What the task asks: Turn the listing below into a numbered list, leaving out any blank lines.

☆ ☆ ☆ ☆ ☆

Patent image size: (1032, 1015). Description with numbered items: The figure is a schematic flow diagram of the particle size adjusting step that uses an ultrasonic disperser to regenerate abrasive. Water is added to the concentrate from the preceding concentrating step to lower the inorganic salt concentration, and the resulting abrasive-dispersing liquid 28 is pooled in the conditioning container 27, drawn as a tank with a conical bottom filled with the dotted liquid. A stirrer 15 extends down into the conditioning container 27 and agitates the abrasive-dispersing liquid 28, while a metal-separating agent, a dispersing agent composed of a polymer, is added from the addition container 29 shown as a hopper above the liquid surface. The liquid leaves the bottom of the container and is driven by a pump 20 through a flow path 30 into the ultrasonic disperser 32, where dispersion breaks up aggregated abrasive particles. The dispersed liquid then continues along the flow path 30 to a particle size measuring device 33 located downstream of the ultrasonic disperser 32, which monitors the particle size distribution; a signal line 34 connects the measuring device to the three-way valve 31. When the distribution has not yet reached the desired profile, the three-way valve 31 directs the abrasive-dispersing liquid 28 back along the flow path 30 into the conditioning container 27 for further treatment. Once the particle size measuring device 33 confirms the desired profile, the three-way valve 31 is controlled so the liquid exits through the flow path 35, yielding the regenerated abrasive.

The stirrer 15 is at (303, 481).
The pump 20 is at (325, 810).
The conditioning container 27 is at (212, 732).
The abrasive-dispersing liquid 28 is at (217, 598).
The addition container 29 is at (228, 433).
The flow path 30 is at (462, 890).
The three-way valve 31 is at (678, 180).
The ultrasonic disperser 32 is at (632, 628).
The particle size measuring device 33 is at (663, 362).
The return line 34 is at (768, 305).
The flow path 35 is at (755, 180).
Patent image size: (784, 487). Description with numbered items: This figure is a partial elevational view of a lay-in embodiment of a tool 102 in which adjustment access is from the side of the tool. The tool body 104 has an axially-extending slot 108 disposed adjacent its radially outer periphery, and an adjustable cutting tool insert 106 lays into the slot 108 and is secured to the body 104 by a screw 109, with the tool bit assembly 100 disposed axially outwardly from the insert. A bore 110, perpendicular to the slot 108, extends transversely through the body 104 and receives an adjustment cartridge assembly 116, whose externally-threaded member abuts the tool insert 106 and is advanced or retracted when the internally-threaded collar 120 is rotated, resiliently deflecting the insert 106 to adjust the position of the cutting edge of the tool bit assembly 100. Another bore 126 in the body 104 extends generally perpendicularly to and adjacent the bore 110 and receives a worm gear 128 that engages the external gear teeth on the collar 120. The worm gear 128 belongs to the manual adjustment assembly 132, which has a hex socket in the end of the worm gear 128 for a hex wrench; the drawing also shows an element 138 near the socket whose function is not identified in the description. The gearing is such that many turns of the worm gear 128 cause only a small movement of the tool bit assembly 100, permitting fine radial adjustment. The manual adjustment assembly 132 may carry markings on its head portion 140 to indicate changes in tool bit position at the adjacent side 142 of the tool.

☆ ☆ ☆ ☆ ☆

Response to the task:
1. Patent image size: (1032, 1015). Description with numbered items: The figure is a schematic flow diagram of the particle size adjusting step that uses an ultrasonic disperser to regenerate abrasive. Water is added to the concentrate from the preceding concentrating step to lower the inorganic salt concentration, and the resulting abrasive-dispersing liquid 28 is pooled in the conditioning container 27, drawn as a tank with a conical bottom filled with the dotted liquid. A stirrer 15 extends down into the conditioning container 27 and agitates the abrasive-dispersing liquid 28, while a metal-separating agent, a dispersing agent composed of a polymer, is added from the addition container 29 shown as a hopper above the liquid surface. The liquid leaves the bottom of the container and is driven by a pump 20 through a flow path 30 into the ultrasonic disperser 32, where dispersion breaks up aggregated abrasive particles. The dispersed liquid then continues along the flow path 30 to a particle size measuring device 33 located downstream of the ultrasonic disperser 32, which monitors the particle size distribution; a signal line 34 connects the measuring device to the three-way valve 31. When the distribution has not yet reached the desired profile, the three-way valve 31 directs the abrasive-dispersing liquid 28 back along the flow path 30 into the conditioning container 27 for further treatment. Once the particle size measuring device 33 confirms the desired profile, the three-way valve 31 is controlled so the liquid exits through the flow path 35, yielding the regenerated abrasive.
2. The stirrer 15 is at (303, 481).
3. The pump 20 is at (325, 810).
4. The conditioning container 27 is at (212, 732).
5. The abrasive-dispersing liquid 28 is at (217, 598).
6. The addition container 29 is at (228, 433).
7. The flow path 30 is at (462, 890).
8. The three-way valve 31 is at (678, 180).
9. The ultrasonic disperser 32 is at (632, 628).
10. The particle size measuring device 33 is at (663, 362).
11. The return line 34 is at (768, 305).
12. The flow path 35 is at (755, 180).
13. Patent image size: (784, 487). Description with numbered items: This figure is a partial elevational view of a lay-in embodiment of a tool 102 in which adjustment access is from the side of the tool. The tool body 104 has an axially-extending slot 108 disposed adjacent its radially outer periphery, and an adjustable cutting tool insert 106 lays into the slot 108 and is secured to the body 104 by a screw 109, with the tool bit assembly 100 disposed axially outwardly from the insert. A bore 110, perpendicular to the slot 108, extends transversely through the body 104 and receives an adjustment cartridge assembly 116, whose externally-threaded member abuts the tool insert 106 and is advanced or retracted when the internally-threaded collar 120 is rotated, resiliently deflecting the insert 106 to adjust the position of the cutting edge of the tool bit assembly 100. Another bore 126 in the body 104 extends generally perpendicularly to and adjacent the bore 110 and receives a worm gear 128 that engages the external gear teeth on the collar 120. The worm gear 128 belongs to the manual adjustment assembly 132, which has a hex socket in the end of the worm gear 128 for a hex wrench; the drawing also shows an element 138 near the socket whose function is not identified in the description. The gearing is such that many turns of the worm gear 128 cause only a small movement of the tool bit assembly 100, permitting fine radial adjustment. The manual adjustment assembly 132 may carry markings on its head portion 140 to indicate changes in tool bit position at the adjacent side 142 of the tool.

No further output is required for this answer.